## PROVIDED INFORMATION
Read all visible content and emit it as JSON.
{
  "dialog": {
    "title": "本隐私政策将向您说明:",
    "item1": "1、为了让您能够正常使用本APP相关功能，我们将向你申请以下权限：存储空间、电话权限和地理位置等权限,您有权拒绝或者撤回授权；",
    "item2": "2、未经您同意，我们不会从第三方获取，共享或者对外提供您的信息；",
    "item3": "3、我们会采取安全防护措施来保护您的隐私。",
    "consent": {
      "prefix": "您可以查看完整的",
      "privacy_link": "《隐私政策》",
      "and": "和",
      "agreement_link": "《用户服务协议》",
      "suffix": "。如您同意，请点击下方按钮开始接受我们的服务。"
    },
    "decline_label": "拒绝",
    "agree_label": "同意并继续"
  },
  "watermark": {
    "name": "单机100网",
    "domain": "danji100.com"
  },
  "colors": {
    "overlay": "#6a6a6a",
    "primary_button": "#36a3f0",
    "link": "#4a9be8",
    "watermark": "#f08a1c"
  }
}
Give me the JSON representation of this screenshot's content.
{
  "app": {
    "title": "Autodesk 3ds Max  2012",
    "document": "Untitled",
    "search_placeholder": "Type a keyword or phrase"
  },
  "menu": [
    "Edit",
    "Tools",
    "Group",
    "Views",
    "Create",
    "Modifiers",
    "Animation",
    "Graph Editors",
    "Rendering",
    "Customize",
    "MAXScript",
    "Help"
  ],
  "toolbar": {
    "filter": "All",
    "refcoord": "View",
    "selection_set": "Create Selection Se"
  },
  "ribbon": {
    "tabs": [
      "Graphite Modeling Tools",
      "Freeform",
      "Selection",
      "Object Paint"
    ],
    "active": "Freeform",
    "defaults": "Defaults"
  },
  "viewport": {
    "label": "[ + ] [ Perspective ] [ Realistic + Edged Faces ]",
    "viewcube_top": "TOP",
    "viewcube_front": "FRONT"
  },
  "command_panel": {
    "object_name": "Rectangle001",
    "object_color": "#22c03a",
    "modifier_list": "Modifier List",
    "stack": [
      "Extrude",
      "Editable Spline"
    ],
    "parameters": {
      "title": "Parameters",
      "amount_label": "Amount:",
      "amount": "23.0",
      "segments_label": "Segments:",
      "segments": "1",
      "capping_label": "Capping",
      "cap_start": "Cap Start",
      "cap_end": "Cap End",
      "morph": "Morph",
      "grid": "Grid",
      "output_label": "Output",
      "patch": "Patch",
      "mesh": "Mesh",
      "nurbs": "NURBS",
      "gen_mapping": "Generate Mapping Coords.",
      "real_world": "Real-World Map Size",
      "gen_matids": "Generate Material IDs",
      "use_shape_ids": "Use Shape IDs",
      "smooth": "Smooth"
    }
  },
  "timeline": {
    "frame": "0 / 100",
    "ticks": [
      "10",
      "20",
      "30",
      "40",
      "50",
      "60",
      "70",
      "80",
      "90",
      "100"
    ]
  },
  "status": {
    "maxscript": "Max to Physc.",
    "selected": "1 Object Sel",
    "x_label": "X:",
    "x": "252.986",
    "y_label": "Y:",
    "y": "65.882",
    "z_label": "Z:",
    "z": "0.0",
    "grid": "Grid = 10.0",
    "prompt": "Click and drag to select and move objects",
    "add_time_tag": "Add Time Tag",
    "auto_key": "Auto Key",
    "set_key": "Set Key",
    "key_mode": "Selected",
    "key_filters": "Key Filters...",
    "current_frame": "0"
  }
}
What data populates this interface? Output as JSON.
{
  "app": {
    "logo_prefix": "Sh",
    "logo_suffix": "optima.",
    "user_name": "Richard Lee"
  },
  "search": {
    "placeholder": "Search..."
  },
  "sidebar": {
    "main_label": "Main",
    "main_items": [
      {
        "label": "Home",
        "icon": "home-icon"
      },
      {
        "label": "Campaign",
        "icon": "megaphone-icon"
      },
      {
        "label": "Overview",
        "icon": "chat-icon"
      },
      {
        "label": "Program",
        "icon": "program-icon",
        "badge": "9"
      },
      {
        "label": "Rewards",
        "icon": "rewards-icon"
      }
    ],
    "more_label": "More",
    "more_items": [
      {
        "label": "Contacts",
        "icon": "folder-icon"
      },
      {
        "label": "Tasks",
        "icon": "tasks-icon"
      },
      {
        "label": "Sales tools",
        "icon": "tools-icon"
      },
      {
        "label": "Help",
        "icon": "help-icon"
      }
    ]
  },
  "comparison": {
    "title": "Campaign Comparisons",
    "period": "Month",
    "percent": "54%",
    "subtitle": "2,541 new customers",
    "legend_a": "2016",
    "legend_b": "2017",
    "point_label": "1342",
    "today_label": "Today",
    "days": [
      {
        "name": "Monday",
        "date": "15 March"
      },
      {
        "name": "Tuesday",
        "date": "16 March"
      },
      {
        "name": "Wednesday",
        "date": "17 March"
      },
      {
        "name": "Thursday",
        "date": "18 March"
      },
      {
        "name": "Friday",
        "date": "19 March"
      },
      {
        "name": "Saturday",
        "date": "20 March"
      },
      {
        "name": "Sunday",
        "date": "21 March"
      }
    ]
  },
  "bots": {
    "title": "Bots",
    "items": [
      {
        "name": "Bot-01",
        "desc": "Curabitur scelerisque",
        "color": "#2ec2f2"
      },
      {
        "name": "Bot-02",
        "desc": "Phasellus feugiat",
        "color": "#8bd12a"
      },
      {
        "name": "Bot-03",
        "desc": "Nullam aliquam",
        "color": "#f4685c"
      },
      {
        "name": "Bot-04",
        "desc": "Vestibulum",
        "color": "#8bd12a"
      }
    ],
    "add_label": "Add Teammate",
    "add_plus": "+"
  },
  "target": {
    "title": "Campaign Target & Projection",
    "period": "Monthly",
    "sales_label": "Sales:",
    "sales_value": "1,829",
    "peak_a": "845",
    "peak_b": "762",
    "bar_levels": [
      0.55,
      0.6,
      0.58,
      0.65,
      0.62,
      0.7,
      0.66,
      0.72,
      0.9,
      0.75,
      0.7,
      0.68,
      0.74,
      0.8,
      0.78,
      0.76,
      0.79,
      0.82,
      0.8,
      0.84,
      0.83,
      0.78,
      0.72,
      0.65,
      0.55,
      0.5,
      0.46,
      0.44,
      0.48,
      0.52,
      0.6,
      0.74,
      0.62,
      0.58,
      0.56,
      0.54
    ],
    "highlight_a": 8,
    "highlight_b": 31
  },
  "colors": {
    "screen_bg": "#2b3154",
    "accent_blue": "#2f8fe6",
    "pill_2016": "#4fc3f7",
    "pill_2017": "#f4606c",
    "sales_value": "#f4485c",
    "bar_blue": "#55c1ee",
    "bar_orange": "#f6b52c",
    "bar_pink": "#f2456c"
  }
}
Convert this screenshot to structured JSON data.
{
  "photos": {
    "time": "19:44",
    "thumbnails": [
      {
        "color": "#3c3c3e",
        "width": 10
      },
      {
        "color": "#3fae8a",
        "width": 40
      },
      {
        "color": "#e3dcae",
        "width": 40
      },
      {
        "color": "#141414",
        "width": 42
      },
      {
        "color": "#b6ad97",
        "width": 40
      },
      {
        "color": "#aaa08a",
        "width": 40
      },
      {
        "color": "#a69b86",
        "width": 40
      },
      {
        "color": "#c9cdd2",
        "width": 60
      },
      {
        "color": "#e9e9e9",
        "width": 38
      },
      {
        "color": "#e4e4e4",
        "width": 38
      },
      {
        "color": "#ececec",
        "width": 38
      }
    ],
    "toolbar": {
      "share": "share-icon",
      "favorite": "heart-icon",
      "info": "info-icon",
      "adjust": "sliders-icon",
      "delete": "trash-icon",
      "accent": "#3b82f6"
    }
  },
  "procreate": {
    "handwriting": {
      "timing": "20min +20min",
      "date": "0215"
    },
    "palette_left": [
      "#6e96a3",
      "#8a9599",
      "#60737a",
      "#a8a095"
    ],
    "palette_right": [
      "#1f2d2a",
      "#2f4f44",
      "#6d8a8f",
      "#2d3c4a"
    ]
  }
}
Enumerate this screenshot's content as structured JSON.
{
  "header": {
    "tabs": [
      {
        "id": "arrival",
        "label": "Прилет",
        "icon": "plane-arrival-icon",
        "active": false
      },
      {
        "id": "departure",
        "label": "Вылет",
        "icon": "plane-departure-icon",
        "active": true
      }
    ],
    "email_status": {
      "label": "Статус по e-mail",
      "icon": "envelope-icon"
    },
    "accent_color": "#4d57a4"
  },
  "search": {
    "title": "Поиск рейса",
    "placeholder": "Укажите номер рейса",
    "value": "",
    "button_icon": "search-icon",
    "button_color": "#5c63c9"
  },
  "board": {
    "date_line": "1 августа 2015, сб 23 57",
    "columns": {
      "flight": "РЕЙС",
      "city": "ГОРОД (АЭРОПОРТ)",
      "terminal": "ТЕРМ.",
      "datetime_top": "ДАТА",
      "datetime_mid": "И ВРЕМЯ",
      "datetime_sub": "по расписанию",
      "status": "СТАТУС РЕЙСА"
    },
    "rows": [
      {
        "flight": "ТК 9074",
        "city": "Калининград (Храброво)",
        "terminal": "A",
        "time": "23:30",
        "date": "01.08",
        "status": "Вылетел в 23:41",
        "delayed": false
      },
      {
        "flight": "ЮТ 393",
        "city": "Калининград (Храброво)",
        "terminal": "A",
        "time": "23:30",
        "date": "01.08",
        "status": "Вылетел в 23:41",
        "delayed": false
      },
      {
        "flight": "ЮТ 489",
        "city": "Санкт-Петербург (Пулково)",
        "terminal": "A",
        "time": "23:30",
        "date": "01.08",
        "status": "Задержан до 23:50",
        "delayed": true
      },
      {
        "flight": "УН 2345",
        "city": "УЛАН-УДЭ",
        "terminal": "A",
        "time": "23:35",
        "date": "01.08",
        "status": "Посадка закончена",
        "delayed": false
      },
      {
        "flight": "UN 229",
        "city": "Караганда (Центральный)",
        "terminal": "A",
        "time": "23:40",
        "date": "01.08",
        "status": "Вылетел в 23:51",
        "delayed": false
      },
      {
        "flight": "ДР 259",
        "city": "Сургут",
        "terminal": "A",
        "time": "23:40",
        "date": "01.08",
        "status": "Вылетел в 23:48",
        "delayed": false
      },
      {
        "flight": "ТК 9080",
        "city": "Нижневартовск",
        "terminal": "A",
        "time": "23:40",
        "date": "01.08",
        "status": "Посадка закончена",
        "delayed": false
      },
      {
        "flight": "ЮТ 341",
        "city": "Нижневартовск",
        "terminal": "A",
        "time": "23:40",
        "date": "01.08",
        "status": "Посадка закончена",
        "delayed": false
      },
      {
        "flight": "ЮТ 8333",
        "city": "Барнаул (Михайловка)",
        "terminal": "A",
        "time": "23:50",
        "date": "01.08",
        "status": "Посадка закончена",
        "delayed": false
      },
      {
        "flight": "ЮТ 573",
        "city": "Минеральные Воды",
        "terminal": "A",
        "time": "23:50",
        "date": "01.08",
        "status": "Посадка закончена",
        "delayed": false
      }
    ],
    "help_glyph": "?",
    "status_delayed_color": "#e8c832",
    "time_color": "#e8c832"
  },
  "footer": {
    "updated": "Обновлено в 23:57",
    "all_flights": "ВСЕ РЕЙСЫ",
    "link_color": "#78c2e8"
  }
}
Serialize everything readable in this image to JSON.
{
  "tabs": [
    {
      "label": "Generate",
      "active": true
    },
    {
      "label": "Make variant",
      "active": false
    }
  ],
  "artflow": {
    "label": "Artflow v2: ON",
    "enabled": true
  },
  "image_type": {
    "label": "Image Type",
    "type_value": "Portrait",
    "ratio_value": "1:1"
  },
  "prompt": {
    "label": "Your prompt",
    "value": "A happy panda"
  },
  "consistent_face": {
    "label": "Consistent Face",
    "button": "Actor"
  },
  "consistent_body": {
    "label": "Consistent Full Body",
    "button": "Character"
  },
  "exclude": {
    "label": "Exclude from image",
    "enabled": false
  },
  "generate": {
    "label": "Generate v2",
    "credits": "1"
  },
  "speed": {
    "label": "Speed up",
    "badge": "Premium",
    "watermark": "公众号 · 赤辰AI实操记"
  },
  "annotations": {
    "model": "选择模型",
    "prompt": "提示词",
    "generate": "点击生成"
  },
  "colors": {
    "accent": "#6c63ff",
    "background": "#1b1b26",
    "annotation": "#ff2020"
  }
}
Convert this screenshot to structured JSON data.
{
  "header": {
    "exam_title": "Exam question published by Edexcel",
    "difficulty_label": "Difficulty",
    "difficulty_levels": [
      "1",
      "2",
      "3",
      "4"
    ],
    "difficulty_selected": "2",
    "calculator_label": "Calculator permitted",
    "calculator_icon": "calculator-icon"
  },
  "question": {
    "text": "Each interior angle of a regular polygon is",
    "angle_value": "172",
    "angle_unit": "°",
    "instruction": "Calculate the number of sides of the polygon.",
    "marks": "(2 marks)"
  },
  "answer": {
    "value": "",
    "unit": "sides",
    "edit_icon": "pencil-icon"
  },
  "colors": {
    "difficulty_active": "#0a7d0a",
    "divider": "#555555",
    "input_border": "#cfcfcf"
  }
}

## OBJECTIVE
Give the number of lines in the records that contain the string "departure", with no other output.

## FULL OUTPUT
2